DATA IN THIS EXERCISE:
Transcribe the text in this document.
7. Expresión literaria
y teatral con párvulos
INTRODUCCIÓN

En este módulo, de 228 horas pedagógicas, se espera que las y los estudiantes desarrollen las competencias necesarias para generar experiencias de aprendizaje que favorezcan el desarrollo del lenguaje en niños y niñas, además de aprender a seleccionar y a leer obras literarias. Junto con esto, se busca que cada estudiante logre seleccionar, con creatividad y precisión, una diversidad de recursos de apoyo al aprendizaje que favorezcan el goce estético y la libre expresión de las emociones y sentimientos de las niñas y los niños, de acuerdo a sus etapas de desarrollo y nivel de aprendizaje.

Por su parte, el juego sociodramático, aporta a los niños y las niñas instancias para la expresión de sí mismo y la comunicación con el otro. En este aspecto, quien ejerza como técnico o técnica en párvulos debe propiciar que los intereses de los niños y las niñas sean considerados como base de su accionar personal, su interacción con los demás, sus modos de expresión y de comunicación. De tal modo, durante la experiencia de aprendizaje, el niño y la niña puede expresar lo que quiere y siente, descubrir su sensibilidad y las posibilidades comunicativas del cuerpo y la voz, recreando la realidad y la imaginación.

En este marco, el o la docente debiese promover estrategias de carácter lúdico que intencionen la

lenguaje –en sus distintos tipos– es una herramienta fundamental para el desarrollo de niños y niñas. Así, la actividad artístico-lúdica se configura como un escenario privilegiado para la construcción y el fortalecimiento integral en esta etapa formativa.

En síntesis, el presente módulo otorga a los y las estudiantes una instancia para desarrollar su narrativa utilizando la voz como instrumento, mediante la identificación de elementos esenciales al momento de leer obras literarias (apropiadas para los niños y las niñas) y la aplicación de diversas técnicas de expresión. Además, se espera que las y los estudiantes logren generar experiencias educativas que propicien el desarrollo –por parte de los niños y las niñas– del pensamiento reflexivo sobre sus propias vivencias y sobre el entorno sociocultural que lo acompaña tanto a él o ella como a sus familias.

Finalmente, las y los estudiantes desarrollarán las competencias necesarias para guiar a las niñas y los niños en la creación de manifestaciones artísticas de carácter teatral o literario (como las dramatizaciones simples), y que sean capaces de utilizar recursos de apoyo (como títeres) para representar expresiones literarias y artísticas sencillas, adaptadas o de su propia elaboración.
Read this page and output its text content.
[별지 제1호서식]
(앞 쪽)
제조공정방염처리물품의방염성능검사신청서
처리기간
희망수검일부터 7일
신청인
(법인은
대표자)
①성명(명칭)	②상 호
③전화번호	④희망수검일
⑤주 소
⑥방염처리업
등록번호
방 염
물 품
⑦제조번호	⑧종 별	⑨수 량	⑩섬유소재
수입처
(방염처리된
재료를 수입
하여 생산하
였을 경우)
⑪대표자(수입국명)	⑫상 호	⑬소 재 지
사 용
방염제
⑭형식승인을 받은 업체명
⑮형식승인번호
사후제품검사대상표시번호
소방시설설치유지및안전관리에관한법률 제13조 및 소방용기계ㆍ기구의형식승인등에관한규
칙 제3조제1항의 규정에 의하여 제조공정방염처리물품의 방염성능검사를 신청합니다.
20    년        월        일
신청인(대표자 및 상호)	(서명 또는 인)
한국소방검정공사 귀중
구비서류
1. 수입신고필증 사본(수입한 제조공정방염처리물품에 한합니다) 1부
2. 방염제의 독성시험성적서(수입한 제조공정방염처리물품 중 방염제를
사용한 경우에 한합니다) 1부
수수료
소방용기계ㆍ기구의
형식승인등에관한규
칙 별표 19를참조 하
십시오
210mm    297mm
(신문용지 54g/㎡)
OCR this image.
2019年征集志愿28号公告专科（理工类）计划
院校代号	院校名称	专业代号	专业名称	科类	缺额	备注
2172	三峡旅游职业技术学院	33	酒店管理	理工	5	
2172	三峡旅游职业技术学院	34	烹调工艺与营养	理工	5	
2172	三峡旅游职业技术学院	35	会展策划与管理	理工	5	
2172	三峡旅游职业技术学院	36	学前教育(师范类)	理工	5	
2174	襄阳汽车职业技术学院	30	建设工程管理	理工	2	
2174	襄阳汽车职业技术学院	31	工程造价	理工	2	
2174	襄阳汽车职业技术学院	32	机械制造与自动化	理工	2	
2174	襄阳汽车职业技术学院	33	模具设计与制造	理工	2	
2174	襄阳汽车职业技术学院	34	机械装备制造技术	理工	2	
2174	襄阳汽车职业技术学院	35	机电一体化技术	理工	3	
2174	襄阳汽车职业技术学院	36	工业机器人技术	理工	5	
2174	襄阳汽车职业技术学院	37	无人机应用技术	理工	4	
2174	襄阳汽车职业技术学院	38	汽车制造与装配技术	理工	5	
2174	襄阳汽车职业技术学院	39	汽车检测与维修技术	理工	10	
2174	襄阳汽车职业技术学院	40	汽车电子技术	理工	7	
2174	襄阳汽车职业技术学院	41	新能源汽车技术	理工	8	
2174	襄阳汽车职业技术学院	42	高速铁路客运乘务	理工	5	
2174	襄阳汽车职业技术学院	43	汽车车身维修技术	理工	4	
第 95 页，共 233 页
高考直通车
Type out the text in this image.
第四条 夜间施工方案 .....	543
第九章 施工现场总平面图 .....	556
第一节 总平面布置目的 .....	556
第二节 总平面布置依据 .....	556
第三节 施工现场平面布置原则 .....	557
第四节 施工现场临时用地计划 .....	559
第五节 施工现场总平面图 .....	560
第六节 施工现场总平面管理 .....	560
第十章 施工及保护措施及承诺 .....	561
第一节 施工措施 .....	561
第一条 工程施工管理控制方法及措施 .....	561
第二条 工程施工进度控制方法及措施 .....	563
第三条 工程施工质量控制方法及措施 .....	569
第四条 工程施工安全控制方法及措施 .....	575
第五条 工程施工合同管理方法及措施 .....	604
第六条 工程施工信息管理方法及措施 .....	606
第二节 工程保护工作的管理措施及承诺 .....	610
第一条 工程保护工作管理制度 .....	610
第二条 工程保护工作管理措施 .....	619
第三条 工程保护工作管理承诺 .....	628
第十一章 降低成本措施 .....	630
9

EXERCISE DETAILS: Reproduce the whole listing word for word.

TASK RESPONSE:
Transcribe the text in this document.
7. Expresión literaria
y teatral con párvulos
INTRODUCCIÓN

En este módulo, de 228 horas pedagógicas, se espera que las y los estudiantes desarrollen las competencias necesarias para generar experiencias de aprendizaje que favorezcan el desarrollo del lenguaje en niños y niñas, además de aprender a seleccionar y a leer obras literarias. Junto con esto, se busca que cada estudiante logre seleccionar, con creatividad y precisión, una diversidad de recursos de apoyo al aprendizaje que favorezcan el goce estético y la libre expresión de las emociones y sentimientos de las niñas y los niños, de acuerdo a sus etapas de desarrollo y nivel de aprendizaje.

Por su parte, el juego sociodramático, aporta a los niños y las niñas instancias para la expresión de sí mismo y la comunicación con el otro. En este aspecto, quien ejerza como técnico o técnica en párvulos debe propiciar que los intereses de los niños y las niñas sean considerados como base de su accionar personal, su interacción con los demás, sus modos de expresión y de comunicación. De tal modo, durante la experiencia de aprendizaje, el niño y la niña puede expresar lo que quiere y siente, descubrir su sensibilidad y las posibilidades comunicativas del cuerpo y la voz, recreando la realidad y la imaginación.

En este marco, el o la docente debiese promover estrategias de carácter lúdico que intencionen la

lenguaje –en sus distintos tipos– es una herramienta fundamental para el desarrollo de niños y niñas. Así, la actividad artístico-lúdica se configura como un escenario privilegiado para la construcción y el fortalecimiento integral en esta etapa formativa.

En síntesis, el presente módulo otorga a los y las estudiantes una instancia para desarrollar su narrativa utilizando la voz como instrumento, mediante la identificación de elementos esenciales al momento de leer obras literarias (apropiadas para los niños y las niñas) y la aplicación de diversas técnicas de expresión. Además, se espera que las y los estudiantes logren generar experiencias educativas que propicien el desarrollo –por parte de los niños y las niñas– del pensamiento reflexivo sobre sus propias vivencias y sobre el entorno sociocultural que lo acompaña tanto a él o ella como a sus familias.

Finalmente, las y los estudiantes desarrollarán las competencias necesarias para guiar a las niñas y los niños en la creación de manifestaciones artísticas de carácter teatral o literario (como las dramatizaciones simples), y que sean capaces de utilizar recursos de apoyo (como títeres) para representar expresiones literarias y artísticas sencillas, adaptadas o de su propia elaboración.
Read this page and output its text content.
[별지 제1호서식]
(앞 쪽)
제조공정방염처리물품의방염성능검사신청서
처리기간
희망수검일부터 7일
신청인
(법인은
대표자)
①성명(명칭)	②상 호
③전화번호	④희망수검일
⑤주 소
⑥방염처리업
등록번호
방 염
물 품
⑦제조번호	⑧종 별	⑨수 량	⑩섬유소재
수입처
(방염처리된
재료를 수입
하여 생산하
였을 경우)
⑪대표자(수입국명)	⑫상 호	⑬소 재 지
사 용
방염제
⑭형식승인을 받은 업체명
⑮형식승인번호
사후제품검사대상표시번호
소방시설설치유지및안전관리에관한법률 제13조 및 소방용기계ㆍ기구의형식승인등에관한규
칙 제3조제1항의 규정에 의하여 제조공정방염처리물품의 방염성능검사를 신청합니다.
20    년        월        일
신청인(대표자 및 상호)	(서명 또는 인)
한국소방검정공사 귀중
구비서류
1. 수입신고필증 사본(수입한 제조공정방염처리물품에 한합니다) 1부
2. 방염제의 독성시험성적서(수입한 제조공정방염처리물품 중 방염제를
사용한 경우에 한합니다) 1부
수수료
소방용기계ㆍ기구의
형식승인등에관한규
칙 별표 19를참조 하
십시오
210mm    297mm
(신문용지 54g/㎡)
OCR this image.
2019年征集志愿28号公告专科（理工类）计划
院校代号	院校名称	专业代号	专业名称	科类	缺额	备注
2172	三峡旅游职业技术学院	33	酒店管理	理工	5	
2172	三峡旅游职业技术学院	34	烹调工艺与营养	理工	5	
2172	三峡旅游职业技术学院	35	会展策划与管理	理工	5	
2172	三峡旅游职业技术学院	36	学前教育(师范类)	理工	5	
2174	襄阳汽车职业技术学院	30	建设工程管理	理工	2	
2174	襄阳汽车职业技术学院	31	工程造价	理工	2	
2174	襄阳汽车职业技术学院	32	机械制造与自动化	理工	2	
2174	襄阳汽车职业技术学院	33	模具设计与制造	理工	2	
2174	襄阳汽车职业技术学院	34	机械装备制造技术	理工	2	
2174	襄阳汽车职业技术学院	35	机电一体化技术	理工	3	
2174	襄阳汽车职业技术学院	36	工业机器人技术	理工	5	
2174	襄阳汽车职业技术学院	37	无人机应用技术	理工	4	
2174	襄阳汽车职业技术学院	38	汽车制造与装配技术	理工	5	
2174	襄阳汽车职业技术学院	39	汽车检测与维修技术	理工	10	
2174	襄阳汽车职业技术学院	40	汽车电子技术	理工	7	
2174	襄阳汽车职业技术学院	41	新能源汽车技术	理工	8	
2174	襄阳汽车职业技术学院	42	高速铁路客运乘务	理工	5	
2174	襄阳汽车职业技术学院	43	汽车车身维修技术	理工	4	
第 95 页，共 233 页
高考直通车
Type out the text in this image.
第四条 夜间施工方案 .....	543
第九章 施工现场总平面图 .....	556
第一节 总平面布置目的 .....	556
第二节 总平面布置依据 .....	556
第三节 施工现场平面布置原则 .....	557
第四节 施工现场临时用地计划 .....	559
第五节 施工现场总平面图 .....	560
第六节 施工现场总平面管理 .....	560
第十章 施工及保护措施及承诺 .....	561
第一节 施工措施 .....	561
第一条 工程施工管理控制方法及措施 .....	561
第二条 工程施工进度控制方法及措施 .....	563
第三条 工程施工质量控制方法及措施 .....	569
第四条 工程施工安全控制方法及措施 .....	575
第五条 工程施工合同管理方法及措施 .....	604
第六条 工程施工信息管理方法及措施 .....	606
第二节 工程保护工作的管理措施及承诺 .....	610
第一条 工程保护工作管理制度 .....	610
第二条 工程保护工作管理措施 .....	619
第三条 工程保护工作管理承诺 .....	628
第十一章 降低成本措施 .....	630
9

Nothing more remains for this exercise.